**CHALLENGE**. Return all of the data exactly as written, without the pictures.

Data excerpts

** START **

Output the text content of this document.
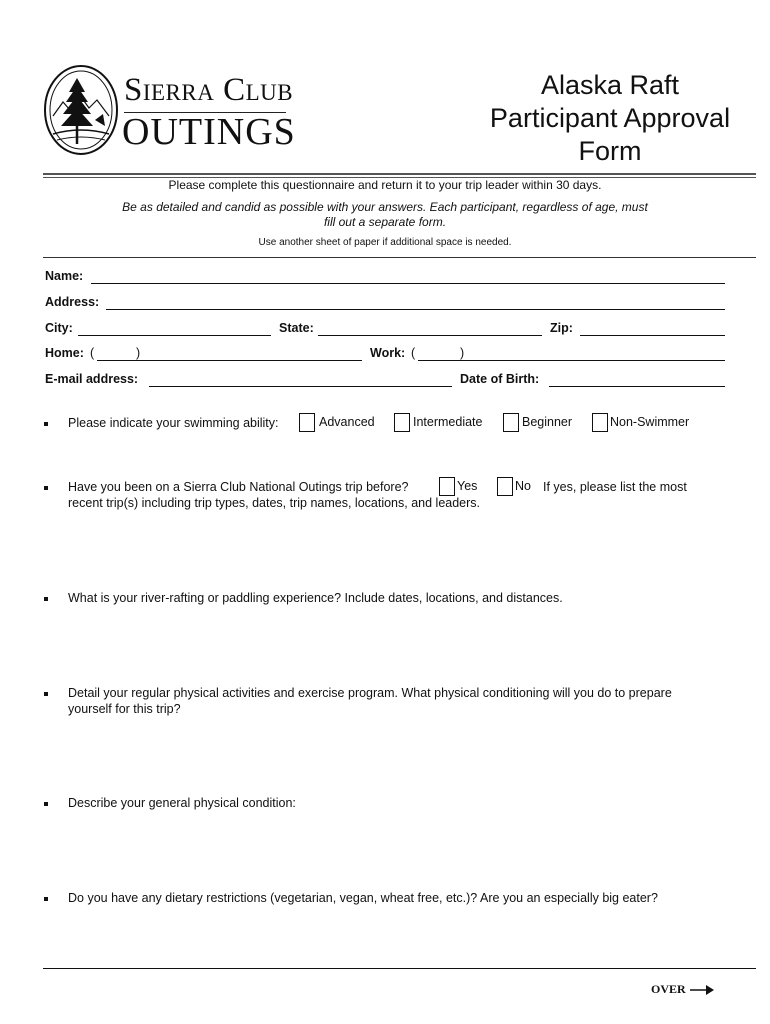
Sierra Club
OUTINGS
Alaska Raft
Participant Approval
Form
Please complete this questionnaire and return it to your trip leader within 30 days.
Be as detailed and candid as possible with your answers. Each participant, regardless of age, must
fill out a separate form.
Use another sheet of paper if additional space is needed.
Name:
Address:
City:	State:	Zip:
Home: (	)	Work: (	)
E-mail address:	Date of Birth:
Please indicate your swimming ability:	Advanced	Intermediate	Beginner	Non-Swimmer
Have you been on a Sierra Club National Outings trip before?	Yes	No If yes, please list the most
recent trip(s) including trip types, dates, trip names, locations, and leaders.
What is your river-rafting or paddling experience? Include dates, locations, and distances.
Detail your regular physical activities and exercise program. What physical conditioning will you do to prepare
yourself for this trip?
Describe your general physical condition:
Do you have any dietary restrictions (vegetarian, vegan, wheat free, etc.)? Are you an especially big eater?
OVER
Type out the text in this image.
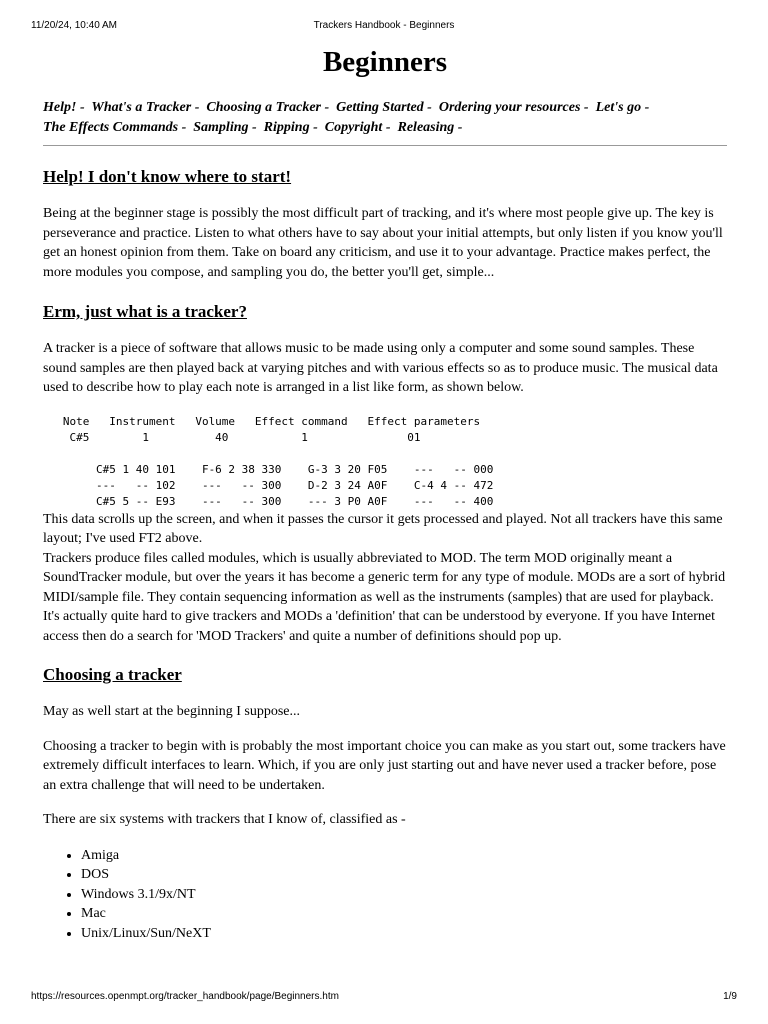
11/20/24, 10:40 AM	Trackers Handbook - Beginners
Beginners
Help! - What's a Tracker - Choosing a Tracker - Getting Started - Ordering your resources - Let's go -
The Effects Commands - Sampling - Ripping - Copyright - Releasing -
Help! I don't know where to start!

Being at the beginner stage is possibly the most difficult part of tracking, and it's where most people give up. The key is perseverance and practice. Listen to what others have to say about your initial attempts, but only listen if you know you'll get an honest opinion from them. Take on board any criticism, and use it to your advantage. Practice makes perfect, the more modules you compose, and sampling you do, the better you'll get, simple...

Erm, just what is a tracker?

A tracker is a piece of software that allows music to be made using only a computer and some sound samples. These sound samples are then played back at varying pitches and with various effects so as to produce music. The musical data used to describe how to play each note is arranged in a list like form, as shown below.

Note   Instrument   Volume   Effect command   Effect parameters
C#5        1          40           1               01

C#5 1 40 101    F-6 2 38 330    G-3 3 20 F05    ---   -- 000
---   -- 102    ---   -- 300    D-2 3 24 A0F    C-4 4 -- 472
C#5 5 -- E93    ---   -- 300    --- 3 P0 A0F    ---   -- 400

This data scrolls up the screen, and when it passes the cursor it gets processed and played. Not all trackers have this same layout; I've used FT2 above.

Trackers produce files called modules, which is usually abbreviated to MOD. The term MOD originally meant a SoundTracker module, but over the years it has become a generic term for any type of module. MODs are a sort of hybrid MIDI/sample file. They contain sequencing information as well as the instruments (samples) that are used for playback.

It's actually quite hard to give trackers and MODs a 'definition' that can be understood by everyone. If you have Internet access then do a search for 'MOD Trackers' and quite a number of definitions should pop up.

Choosing a tracker

May as well start at the beginning I suppose...

Choosing a tracker to begin with is probably the most important choice you can make as you start out, some trackers have extremely difficult interfaces to learn. Which, if you are only just starting out and have never used a tracker before, pose an extra challenge that will need to be undertaken.

There are six systems with trackers that I know of, classified as -

• Amiga
• DOS
• Windows 3.1/9x/NT
• Mac
• Unix/Linux/Sun/NeXT
https://resources.openmpt.org/tracker_handbook/page/Beginners.htm	1/9
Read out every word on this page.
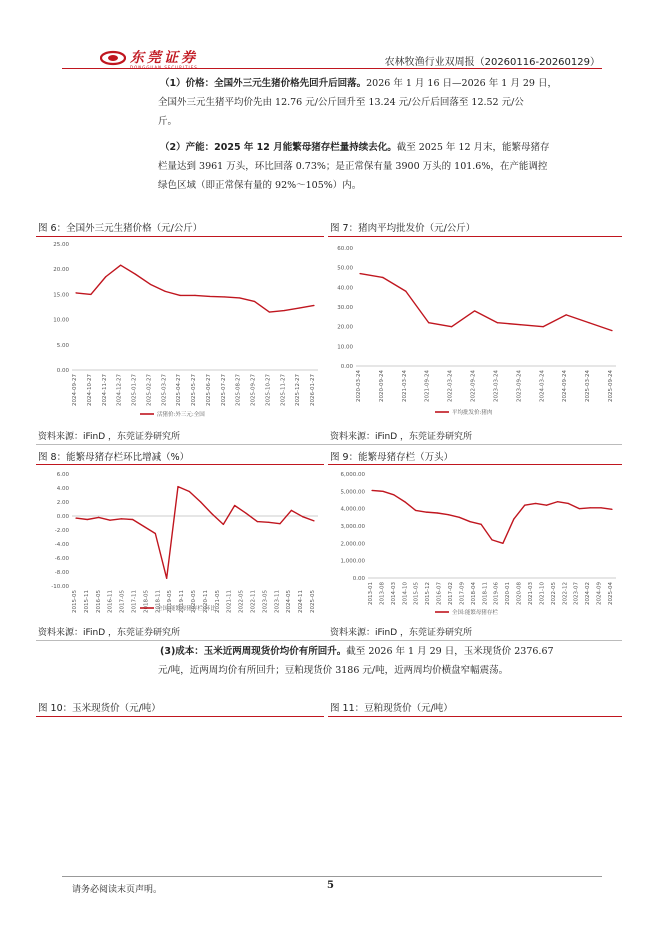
东莞证券	农林牧渔行业双周报（20260116-20260129）
（1）价格：全国外三元生猪价格先回升后回落。2026 年 1 月 16 日—2026 年 1 月 29 日，
全国外三元生猪平均价先由 12.76 元/公斤回升至 13.24 元/公斤后回落至 12.52 元/公
斤。
（2）产能：2025 年 12 月能繁母猪存栏量持续去化。截至 2025 年 12 月末，能繁母猪存
栏量达到 3961 万头，环比回落 0.73%；是正常保有量 3900 万头的 101.6%，在产能调控
绿色区域（即正常保有量的 92%～105%）内。
图 6：全国外三元生猪价格（元/公斤）
0.00
5.00
10.00
15.00
20.00
25.00
2024-09-27 2024-10-27 2024-11-27 2024-12-27 2025-01-27 2025-02-27 2025-03-27 2025-04-27 2025-05-27 2025-06-27 2025-07-27 2025-08-27 2025-09-27 2025-10-27 2025-11-27 2025-12-27 2026-01-27
活猪价:外三元:全国
资料来源：iFinD ，东莞证券研究所
图 7：猪肉平均批发价（元/公斤）
0.00
10.00
20.00
30.00
40.00
50.00
60.00
2020-03-24	2020-09-24	2021-03-24	2021-09-24	2022-03-24	2022-09-24	2023-03-24	2023-09-24	2024-03-24	2024-09-24	2025-03-24	2025-09-24
平均批发价:猪肉
资料来源：iFinD ，东莞证券研究所
图 8：能繁母猪存栏环比增减（%）
-10.00
-8.00
-6.00
-4.00
-2.00
0.00
2.00
4.00
6.00
2015-05 2015-11 2016-05 2016-11 2017-05 2017-11 2018-05 2018-11 2019-05 2019-11 2020-05 2020-11 2021-05 2021-11 2022-05 2022-11 2023-05 2023-11 2024-05 2024-11 2025-05
全国:能繁母猪存栏:环比
资料来源：iFinD ，东莞证券研究所
图 9：能繁母猪存栏（万头）
0.00
1,000.00
2,000.00
3,000.00
4,000.00
5,000.00
6,000.00
2013-01 2013-08 2014-03 2014-10 2015-05 2015-12 2016-07 2017-02 2017-09 2018-04 2018-11 2019-06 2020-01 2020-08 2021-03 2021-10 2022-05 2022-12 2023-07 2024-02 2024-09 2025-04
全国:能繁母猪存栏
资料来源：iFinD ，东莞证券研究所
(3)成本：玉米近两周现货价均价有所回升。截至 2026 年 1 月 29 日，玉米现货价 2376.67
元/吨，近两周均价有所回升；豆粕现货价 3186 元/吨，近两周均价横盘窄幅震荡。
图 10：玉米现货价（元/吨）	图 11：豆粕现货价（元/吨）
请务必阅读末页声明。	5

** END **

**ANSWER**.
Output the text content of this document.
Sierra Club
OUTINGS
Alaska Raft
Participant Approval
Form
Please complete this questionnaire and return it to your trip leader within 30 days.
Be as detailed and candid as possible with your answers. Each participant, regardless of age, must
fill out a separate form.
Use another sheet of paper if additional space is needed.
Name:
Address:
City:	State:	Zip:
Home: (	)	Work: (	)
E-mail address:	Date of Birth:
Please indicate your swimming ability:	Advanced	Intermediate	Beginner	Non-Swimmer
Have you been on a Sierra Club National Outings trip before?	Yes	No If yes, please list the most
recent trip(s) including trip types, dates, trip names, locations, and leaders.
What is your river-rafting or paddling experience? Include dates, locations, and distances.
Detail your regular physical activities and exercise program. What physical conditioning will you do to prepare
yourself for this trip?
Describe your general physical condition:
Do you have any dietary restrictions (vegetarian, vegan, wheat free, etc.)? Are you an especially big eater?
OVER
Type out the text in this image.
11/20/24, 10:40 AM	Trackers Handbook - Beginners
Beginners
Help! - What's a Tracker - Choosing a Tracker - Getting Started - Ordering your resources - Let's go -
The Effects Commands - Sampling - Ripping - Copyright - Releasing -
Help! I don't know where to start!

Being at the beginner stage is possibly the most difficult part of tracking, and it's where most people give up. The key is perseverance and practice. Listen to what others have to say about your initial attempts, but only listen if you know you'll get an honest opinion from them. Take on board any criticism, and use it to your advantage. Practice makes perfect, the more modules you compose, and sampling you do, the better you'll get, simple...

Erm, just what is a tracker?

A tracker is a piece of software that allows music to be made using only a computer and some sound samples. These sound samples are then played back at varying pitches and with various effects so as to produce music. The musical data used to describe how to play each note is arranged in a list like form, as shown below.

Note   Instrument   Volume   Effect command   Effect parameters
C#5        1          40           1               01

C#5 1 40 101    F-6 2 38 330    G-3 3 20 F05    ---   -- 000
---   -- 102    ---   -- 300    D-2 3 24 A0F    C-4 4 -- 472
C#5 5 -- E93    ---   -- 300    --- 3 P0 A0F    ---   -- 400

This data scrolls up the screen, and when it passes the cursor it gets processed and played. Not all trackers have this same layout; I've used FT2 above.

Trackers produce files called modules, which is usually abbreviated to MOD. The term MOD originally meant a SoundTracker module, but over the years it has become a generic term for any type of module. MODs are a sort of hybrid MIDI/sample file. They contain sequencing information as well as the instruments (samples) that are used for playback.

It's actually quite hard to give trackers and MODs a 'definition' that can be understood by everyone. If you have Internet access then do a search for 'MOD Trackers' and quite a number of definitions should pop up.

Choosing a tracker

May as well start at the beginning I suppose...

Choosing a tracker to begin with is probably the most important choice you can make as you start out, some trackers have extremely difficult interfaces to learn. Which, if you are only just starting out and have never used a tracker before, pose an extra challenge that will need to be undertaken.

There are six systems with trackers that I know of, classified as -

• Amiga
• DOS
• Windows 3.1/9x/NT
• Mac
• Unix/Linux/Sun/NeXT
https://resources.openmpt.org/tracker_handbook/page/Beginners.htm	1/9
Read out every word on this page.
东莞证券	农林牧渔行业双周报（20260116-20260129）
（1）价格：全国外三元生猪价格先回升后回落。2026 年 1 月 16 日—2026 年 1 月 29 日，
全国外三元生猪平均价先由 12.76 元/公斤回升至 13.24 元/公斤后回落至 12.52 元/公
斤。
（2）产能：2025 年 12 月能繁母猪存栏量持续去化。截至 2025 年 12 月末，能繁母猪存
栏量达到 3961 万头，环比回落 0.73%；是正常保有量 3900 万头的 101.6%，在产能调控
绿色区域（即正常保有量的 92%～105%）内。
图 6：全国外三元生猪价格（元/公斤）
0.00
5.00
10.00
15.00
20.00
25.00
2024-09-27 2024-10-27 2024-11-27 2024-12-27 2025-01-27 2025-02-27 2025-03-27 2025-04-27 2025-05-27 2025-06-27 2025-07-27 2025-08-27 2025-09-27 2025-10-27 2025-11-27 2025-12-27 2026-01-27
活猪价:外三元:全国
资料来源：iFinD ，东莞证券研究所
图 7：猪肉平均批发价（元/公斤）
0.00
10.00
20.00
30.00
40.00
50.00
60.00
2020-03-24	2020-09-24	2021-03-24	2021-09-24	2022-03-24	2022-09-24	2023-03-24	2023-09-24	2024-03-24	2024-09-24	2025-03-24	2025-09-24
平均批发价:猪肉
资料来源：iFinD ，东莞证券研究所
图 8：能繁母猪存栏环比增减（%）
-10.00
-8.00
-6.00
-4.00
-2.00
0.00
2.00
4.00
6.00
2015-05 2015-11 2016-05 2016-11 2017-05 2017-11 2018-05 2018-11 2019-05 2019-11 2020-05 2020-11 2021-05 2021-11 2022-05 2022-11 2023-05 2023-11 2024-05 2024-11 2025-05
全国:能繁母猪存栏:环比
资料来源：iFinD ，东莞证券研究所
图 9：能繁母猪存栏（万头）
0.00
1,000.00
2,000.00
3,000.00
4,000.00
5,000.00
6,000.00
2013-01 2013-08 2014-03 2014-10 2015-05 2015-12 2016-07 2017-02 2017-09 2018-04 2018-11 2019-06 2020-01 2020-08 2021-03 2021-10 2022-05 2022-12 2023-07 2024-02 2024-09 2025-04
全国:能繁母猪存栏
资料来源：iFinD ，东莞证券研究所
(3)成本：玉米近两周现货价均价有所回升。截至 2026 年 1 月 29 日，玉米现货价 2376.67
元/吨，近两周均价有所回升；豆粕现货价 3186 元/吨，近两周均价横盘窄幅震荡。
图 10：玉米现货价（元/吨）	图 11：豆粕现货价（元/吨）
请务必阅读末页声明。	5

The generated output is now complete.